STATED PROBLEM:
Output every line below exactly.

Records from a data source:
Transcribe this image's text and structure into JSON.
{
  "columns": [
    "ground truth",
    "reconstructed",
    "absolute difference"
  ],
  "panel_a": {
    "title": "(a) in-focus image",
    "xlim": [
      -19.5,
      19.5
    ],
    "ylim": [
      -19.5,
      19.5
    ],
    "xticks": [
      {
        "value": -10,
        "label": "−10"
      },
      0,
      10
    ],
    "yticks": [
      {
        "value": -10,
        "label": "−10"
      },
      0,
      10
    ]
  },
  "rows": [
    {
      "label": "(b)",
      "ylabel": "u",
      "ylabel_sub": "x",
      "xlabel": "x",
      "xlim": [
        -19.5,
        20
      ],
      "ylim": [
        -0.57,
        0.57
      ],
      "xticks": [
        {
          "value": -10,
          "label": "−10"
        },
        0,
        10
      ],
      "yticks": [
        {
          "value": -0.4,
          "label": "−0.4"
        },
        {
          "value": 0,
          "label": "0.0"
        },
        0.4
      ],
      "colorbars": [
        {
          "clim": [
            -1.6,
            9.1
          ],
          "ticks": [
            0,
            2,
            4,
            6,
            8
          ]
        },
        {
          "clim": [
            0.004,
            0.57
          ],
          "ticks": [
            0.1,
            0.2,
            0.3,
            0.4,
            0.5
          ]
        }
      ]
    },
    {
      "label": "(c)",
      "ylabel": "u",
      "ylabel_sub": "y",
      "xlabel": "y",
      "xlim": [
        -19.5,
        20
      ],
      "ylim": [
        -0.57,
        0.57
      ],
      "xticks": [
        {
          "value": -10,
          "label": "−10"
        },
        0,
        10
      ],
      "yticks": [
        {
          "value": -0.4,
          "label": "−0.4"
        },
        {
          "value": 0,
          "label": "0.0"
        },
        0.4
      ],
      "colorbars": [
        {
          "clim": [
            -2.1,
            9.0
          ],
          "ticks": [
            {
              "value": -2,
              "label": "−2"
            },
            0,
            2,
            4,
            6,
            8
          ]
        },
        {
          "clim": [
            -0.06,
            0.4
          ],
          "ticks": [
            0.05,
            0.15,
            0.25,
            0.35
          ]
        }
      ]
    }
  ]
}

THE COMPLETED TASK:
Transcribe this image's text and structure into JSON.
{
  "columns": [
    "ground truth",
    "reconstructed",
    "absolute difference"
  ],
  "panel_a": {
    "title": "(a) in-focus image",
    "xlim": [
      -19.5,
      19.5
    ],
    "ylim": [
      -19.5,
      19.5
    ],
    "xticks": [
      {
        "value": -10,
        "label": "−10"
      },
      0,
      10
    ],
    "yticks": [
      {
        "value": -10,
        "label": "−10"
      },
      0,
      10
    ]
  },
  "rows": [
    {
      "label": "(b)",
      "ylabel": "u",
      "ylabel_sub": "x",
      "xlabel": "x",
      "xlim": [
        -19.5,
        20
      ],
      "ylim": [
        -0.57,
        0.57
      ],
      "xticks": [
        {
          "value": -10,
          "label": "−10"
        },
        0,
        10
      ],
      "yticks": [
        {
          "value": -0.4,
          "label": "−0.4"
        },
        {
          "value": 0,
          "label": "0.0"
        },
        0.4
      ],
      "colorbars": [
        {
          "clim": [
            -1.6,
            9.1
          ],
          "ticks": [
            0,
            2,
            4,
            6,
            8
          ]
        },
        {
          "clim": [
            0.004,
            0.57
          ],
          "ticks": [
            0.1,
            0.2,
            0.3,
            0.4,
            0.5
          ]
        }
      ]
    },
    {
      "label": "(c)",
      "ylabel": "u",
      "ylabel_sub": "y",
      "xlabel": "y",
      "xlim": [
        -19.5,
        20
      ],
      "ylim": [
        -0.57,
        0.57
      ],
      "xticks": [
        {
          "value": -10,
          "label": "−10"
        },
        0,
        10
      ],
      "yticks": [
        {
          "value": -0.4,
          "label": "−0.4"
        },
        {
          "value": 0,
          "label": "0.0"
        },
        0.4
      ],
      "colorbars": [
        {
          "clim": [
            -2.1,
            9.0
          ],
          "ticks": [
            {
              "value": -2,
              "label": "−2"
            },
            0,
            2,
            4,
            6,
            8
          ]
        },
        {
          "clim": [
            -0.06,
            0.4
          ],
          "ticks": [
            0.05,
            0.15,
            0.25,
            0.35
          ]
        }
      ]
    }
  ]
}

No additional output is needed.